- **RECORDS SUPPLIED**:
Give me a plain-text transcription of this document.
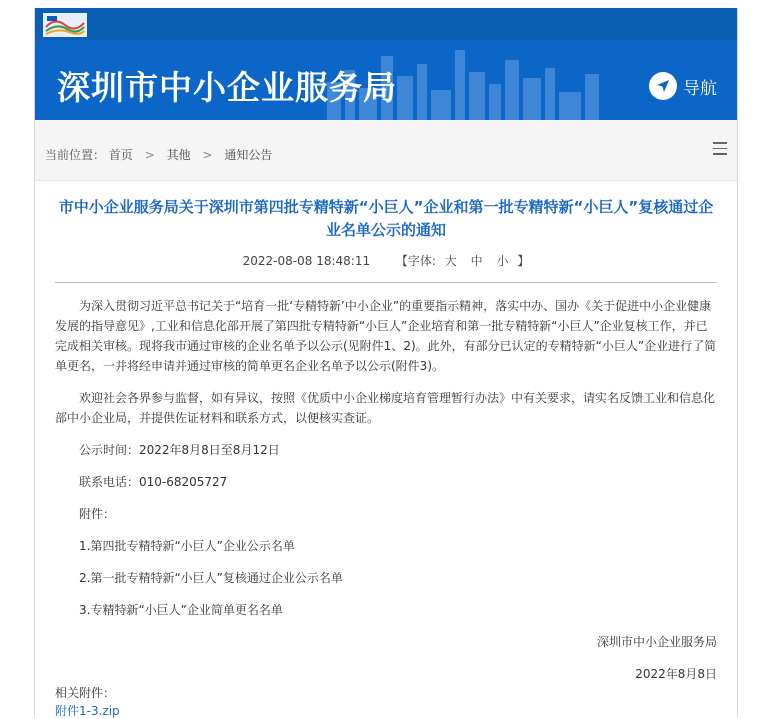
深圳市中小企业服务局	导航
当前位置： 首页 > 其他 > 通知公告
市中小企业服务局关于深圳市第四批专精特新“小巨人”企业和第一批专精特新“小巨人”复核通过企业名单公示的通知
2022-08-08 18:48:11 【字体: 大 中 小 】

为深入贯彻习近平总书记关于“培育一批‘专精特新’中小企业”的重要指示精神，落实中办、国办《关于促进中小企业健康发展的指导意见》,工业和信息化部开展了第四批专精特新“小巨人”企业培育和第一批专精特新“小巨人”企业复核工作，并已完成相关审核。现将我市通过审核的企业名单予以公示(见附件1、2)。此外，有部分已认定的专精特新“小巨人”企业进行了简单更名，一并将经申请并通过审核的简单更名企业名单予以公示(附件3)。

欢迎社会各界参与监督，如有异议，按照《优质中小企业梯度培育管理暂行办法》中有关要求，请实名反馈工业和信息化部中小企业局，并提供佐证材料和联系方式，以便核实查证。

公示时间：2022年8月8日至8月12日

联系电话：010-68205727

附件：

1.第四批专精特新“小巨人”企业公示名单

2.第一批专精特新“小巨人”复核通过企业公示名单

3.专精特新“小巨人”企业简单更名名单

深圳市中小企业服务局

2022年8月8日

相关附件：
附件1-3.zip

==

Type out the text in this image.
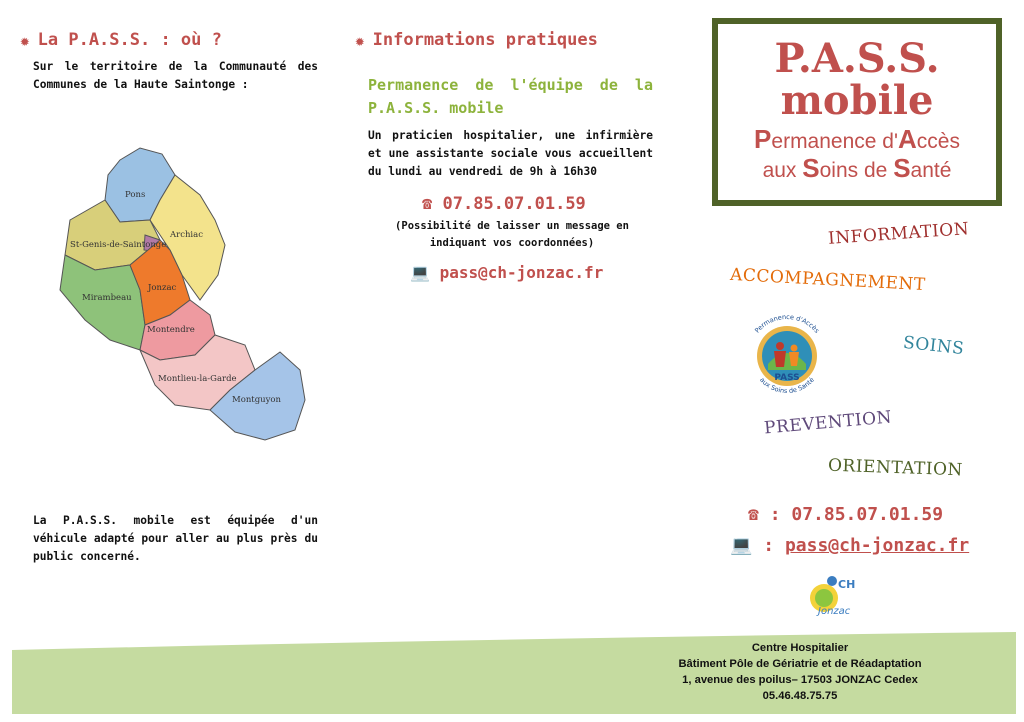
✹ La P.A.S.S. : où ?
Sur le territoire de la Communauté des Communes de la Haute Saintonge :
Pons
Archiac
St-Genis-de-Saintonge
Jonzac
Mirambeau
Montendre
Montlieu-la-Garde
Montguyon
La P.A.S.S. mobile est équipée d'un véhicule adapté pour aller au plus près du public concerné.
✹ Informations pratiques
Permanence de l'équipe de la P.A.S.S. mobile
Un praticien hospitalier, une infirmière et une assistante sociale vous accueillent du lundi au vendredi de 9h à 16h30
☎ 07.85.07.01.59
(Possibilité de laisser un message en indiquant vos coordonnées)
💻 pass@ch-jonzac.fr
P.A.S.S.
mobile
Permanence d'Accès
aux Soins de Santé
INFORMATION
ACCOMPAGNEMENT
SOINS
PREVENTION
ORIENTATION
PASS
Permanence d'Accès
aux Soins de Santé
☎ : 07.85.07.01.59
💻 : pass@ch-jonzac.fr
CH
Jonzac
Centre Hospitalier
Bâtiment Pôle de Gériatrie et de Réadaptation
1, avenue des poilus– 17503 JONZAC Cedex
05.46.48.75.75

- **EXERCISE**:
Reply with nothing except the number of lines in the listing above that include the string "this".

- **SOLUTION**:
2